Exercise details: Find and copy every line in the records that includes the string "chevron".

Source material:
====
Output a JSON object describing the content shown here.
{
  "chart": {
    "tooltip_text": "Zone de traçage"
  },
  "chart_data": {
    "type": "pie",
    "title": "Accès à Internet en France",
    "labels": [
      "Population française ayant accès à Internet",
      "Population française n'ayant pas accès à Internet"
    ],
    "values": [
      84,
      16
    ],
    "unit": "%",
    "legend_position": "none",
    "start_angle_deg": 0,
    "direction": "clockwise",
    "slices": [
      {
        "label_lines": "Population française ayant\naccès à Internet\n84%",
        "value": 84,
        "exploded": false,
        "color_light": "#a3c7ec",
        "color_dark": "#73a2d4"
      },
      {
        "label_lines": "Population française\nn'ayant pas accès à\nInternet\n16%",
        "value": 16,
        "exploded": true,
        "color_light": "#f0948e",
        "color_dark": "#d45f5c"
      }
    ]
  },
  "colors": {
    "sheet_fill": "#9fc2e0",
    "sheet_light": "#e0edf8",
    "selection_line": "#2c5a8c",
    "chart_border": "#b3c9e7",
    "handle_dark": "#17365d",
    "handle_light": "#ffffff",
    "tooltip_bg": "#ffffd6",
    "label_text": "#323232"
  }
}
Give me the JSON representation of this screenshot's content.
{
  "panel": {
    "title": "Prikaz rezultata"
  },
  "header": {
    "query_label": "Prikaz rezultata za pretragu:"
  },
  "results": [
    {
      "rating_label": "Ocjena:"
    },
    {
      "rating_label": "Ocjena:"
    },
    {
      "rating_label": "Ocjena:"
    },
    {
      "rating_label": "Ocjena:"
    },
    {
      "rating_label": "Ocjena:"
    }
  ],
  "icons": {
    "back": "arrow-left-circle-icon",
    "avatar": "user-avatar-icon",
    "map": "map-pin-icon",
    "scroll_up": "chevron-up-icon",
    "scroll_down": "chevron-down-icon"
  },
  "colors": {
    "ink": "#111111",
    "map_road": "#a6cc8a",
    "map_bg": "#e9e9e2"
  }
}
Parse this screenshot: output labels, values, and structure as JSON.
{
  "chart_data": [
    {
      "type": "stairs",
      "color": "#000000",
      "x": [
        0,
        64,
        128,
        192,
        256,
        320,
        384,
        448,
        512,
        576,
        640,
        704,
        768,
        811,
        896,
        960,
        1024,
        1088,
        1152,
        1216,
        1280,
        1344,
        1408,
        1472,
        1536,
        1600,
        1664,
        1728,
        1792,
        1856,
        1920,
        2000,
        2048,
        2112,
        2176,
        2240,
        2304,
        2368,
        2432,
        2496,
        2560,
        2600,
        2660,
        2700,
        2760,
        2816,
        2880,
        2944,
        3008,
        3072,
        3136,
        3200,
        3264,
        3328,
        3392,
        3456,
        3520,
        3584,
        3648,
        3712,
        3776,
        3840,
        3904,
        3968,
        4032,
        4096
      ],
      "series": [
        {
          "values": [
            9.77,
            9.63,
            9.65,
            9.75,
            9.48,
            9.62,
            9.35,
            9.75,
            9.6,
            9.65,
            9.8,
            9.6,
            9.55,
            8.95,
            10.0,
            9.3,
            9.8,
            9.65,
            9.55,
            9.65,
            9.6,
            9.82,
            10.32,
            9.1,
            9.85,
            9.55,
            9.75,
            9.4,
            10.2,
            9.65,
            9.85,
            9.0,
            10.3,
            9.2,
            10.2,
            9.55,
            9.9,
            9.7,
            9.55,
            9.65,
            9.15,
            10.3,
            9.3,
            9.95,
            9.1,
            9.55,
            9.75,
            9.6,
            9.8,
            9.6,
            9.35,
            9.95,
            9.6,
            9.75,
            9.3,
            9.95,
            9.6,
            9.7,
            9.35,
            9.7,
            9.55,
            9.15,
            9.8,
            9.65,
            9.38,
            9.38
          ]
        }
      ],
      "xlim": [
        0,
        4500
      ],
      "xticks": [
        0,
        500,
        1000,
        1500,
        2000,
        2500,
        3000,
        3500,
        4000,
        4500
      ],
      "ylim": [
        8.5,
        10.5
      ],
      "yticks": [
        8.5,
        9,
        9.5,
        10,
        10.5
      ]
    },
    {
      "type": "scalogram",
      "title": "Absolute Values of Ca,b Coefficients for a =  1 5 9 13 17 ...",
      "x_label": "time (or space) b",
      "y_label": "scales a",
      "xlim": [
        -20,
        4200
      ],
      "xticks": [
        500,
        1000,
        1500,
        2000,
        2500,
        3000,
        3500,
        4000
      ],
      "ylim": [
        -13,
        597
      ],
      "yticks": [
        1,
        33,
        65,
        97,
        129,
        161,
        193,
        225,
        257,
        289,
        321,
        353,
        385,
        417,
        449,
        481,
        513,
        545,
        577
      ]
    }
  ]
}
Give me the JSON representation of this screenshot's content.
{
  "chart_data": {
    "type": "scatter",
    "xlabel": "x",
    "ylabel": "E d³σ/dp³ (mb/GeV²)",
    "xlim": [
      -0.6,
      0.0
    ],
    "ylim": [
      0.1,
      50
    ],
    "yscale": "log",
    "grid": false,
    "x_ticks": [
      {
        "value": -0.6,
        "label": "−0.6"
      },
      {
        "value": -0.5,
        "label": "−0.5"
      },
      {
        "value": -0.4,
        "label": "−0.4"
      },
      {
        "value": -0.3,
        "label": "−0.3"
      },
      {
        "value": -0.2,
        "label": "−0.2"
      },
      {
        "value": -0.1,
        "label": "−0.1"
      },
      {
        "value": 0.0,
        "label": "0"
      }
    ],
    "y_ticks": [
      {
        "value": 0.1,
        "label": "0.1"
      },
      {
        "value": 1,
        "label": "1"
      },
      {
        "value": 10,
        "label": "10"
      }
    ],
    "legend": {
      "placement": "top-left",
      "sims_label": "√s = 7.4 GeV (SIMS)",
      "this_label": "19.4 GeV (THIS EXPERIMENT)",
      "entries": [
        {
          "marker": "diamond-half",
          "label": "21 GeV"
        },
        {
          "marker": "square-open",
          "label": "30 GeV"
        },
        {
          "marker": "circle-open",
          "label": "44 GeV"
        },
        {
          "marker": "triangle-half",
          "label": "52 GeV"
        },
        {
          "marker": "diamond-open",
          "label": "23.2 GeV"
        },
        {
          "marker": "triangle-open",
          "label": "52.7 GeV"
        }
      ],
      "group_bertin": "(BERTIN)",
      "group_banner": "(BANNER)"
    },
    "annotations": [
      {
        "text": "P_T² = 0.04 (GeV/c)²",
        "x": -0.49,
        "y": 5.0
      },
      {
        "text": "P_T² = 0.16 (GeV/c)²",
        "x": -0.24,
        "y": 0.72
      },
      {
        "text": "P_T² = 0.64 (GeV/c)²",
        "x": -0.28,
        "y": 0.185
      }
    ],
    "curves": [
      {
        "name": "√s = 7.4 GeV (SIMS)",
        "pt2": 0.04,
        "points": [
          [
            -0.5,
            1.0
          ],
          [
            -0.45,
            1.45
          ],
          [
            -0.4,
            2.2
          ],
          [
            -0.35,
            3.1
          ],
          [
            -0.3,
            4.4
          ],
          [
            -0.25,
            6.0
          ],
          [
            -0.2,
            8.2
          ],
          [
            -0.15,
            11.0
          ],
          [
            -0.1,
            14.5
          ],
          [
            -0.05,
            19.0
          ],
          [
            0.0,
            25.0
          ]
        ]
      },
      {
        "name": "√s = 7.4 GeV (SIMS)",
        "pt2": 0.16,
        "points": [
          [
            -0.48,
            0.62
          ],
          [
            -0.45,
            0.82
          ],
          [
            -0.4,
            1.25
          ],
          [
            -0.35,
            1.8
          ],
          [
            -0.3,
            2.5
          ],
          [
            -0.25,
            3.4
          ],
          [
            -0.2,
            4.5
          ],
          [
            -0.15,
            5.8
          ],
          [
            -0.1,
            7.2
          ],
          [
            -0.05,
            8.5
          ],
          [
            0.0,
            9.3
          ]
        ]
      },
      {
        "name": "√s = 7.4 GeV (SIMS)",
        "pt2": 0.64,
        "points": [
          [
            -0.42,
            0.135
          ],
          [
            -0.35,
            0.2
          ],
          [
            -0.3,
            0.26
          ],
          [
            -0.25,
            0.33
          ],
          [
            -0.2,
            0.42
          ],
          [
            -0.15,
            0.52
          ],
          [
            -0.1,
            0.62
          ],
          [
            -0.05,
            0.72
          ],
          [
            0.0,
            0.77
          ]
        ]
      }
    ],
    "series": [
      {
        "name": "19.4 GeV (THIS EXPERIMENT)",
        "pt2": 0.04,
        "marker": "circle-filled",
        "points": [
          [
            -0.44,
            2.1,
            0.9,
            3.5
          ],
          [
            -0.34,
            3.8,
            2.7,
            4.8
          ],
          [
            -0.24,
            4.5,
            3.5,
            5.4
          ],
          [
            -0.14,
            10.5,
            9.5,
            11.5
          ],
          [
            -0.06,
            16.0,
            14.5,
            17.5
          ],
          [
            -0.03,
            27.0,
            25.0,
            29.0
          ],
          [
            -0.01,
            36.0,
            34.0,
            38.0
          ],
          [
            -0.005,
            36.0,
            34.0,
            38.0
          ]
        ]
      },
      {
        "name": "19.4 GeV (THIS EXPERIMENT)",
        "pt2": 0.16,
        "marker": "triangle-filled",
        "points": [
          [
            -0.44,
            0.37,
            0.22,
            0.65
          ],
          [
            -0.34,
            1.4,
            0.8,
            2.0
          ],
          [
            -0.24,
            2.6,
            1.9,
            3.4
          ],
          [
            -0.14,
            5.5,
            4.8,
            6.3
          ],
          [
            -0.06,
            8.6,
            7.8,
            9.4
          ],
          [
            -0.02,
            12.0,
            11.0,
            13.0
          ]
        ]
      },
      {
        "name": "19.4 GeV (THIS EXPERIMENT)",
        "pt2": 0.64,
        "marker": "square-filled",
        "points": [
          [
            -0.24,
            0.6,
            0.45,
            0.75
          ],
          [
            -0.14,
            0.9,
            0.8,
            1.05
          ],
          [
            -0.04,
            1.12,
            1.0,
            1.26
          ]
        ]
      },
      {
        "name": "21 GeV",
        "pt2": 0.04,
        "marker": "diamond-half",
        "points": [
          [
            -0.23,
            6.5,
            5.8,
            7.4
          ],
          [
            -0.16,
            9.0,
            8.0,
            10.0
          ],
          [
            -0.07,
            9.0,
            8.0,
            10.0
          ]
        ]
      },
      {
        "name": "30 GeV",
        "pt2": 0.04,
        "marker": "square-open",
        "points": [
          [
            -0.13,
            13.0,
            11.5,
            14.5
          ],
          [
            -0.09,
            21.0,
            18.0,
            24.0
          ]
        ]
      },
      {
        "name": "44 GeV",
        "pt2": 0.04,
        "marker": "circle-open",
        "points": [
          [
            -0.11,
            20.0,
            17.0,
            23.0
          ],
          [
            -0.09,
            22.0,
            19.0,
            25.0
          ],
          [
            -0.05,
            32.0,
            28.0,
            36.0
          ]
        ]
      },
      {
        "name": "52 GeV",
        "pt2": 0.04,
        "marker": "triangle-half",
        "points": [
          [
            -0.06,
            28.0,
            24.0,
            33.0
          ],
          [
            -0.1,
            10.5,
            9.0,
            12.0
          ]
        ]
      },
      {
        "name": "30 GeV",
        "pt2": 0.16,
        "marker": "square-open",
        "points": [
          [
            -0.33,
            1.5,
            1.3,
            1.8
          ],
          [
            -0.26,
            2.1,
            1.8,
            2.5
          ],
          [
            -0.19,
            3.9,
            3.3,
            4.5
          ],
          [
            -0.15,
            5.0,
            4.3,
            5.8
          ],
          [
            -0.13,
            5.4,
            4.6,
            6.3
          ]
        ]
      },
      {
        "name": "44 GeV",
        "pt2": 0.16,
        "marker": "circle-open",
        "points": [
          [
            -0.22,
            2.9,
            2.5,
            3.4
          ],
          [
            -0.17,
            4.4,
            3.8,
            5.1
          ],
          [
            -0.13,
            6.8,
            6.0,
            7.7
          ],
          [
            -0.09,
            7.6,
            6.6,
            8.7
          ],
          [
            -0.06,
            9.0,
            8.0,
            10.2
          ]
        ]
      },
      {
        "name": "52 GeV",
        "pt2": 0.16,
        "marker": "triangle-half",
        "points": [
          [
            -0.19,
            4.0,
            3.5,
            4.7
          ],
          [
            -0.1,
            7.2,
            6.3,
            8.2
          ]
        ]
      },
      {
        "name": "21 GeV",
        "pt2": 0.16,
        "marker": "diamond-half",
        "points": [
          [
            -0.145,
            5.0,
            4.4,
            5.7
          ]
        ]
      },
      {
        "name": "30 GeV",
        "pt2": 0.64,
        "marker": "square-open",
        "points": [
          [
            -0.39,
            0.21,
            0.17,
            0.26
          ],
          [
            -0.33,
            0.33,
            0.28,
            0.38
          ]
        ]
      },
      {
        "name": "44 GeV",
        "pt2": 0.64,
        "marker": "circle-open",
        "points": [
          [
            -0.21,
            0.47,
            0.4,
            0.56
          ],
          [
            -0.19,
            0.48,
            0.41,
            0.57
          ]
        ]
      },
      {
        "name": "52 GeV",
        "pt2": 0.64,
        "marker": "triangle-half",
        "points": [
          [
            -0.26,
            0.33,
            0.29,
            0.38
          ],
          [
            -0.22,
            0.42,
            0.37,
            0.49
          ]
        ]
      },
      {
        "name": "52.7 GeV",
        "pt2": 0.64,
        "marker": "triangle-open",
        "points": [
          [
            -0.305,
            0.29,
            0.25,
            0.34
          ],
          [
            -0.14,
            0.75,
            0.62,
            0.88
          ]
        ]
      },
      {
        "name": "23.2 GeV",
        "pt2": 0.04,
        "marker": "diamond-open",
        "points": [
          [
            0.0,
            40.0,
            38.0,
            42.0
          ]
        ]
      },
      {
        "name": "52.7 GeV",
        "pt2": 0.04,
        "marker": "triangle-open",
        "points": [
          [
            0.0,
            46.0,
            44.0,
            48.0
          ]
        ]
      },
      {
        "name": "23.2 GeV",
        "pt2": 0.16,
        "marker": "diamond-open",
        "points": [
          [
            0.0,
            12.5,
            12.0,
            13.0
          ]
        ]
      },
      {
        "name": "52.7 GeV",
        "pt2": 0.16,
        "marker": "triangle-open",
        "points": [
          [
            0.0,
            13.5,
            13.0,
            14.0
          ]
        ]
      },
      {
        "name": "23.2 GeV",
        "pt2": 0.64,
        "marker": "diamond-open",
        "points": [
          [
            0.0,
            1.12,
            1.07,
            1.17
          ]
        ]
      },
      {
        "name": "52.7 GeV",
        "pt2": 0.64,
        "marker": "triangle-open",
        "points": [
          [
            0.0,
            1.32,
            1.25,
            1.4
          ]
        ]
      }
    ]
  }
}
====
Response to this exercise:
    "scroll_up": "chevron-up-icon",
    "scroll_down": "chevron-down-icon"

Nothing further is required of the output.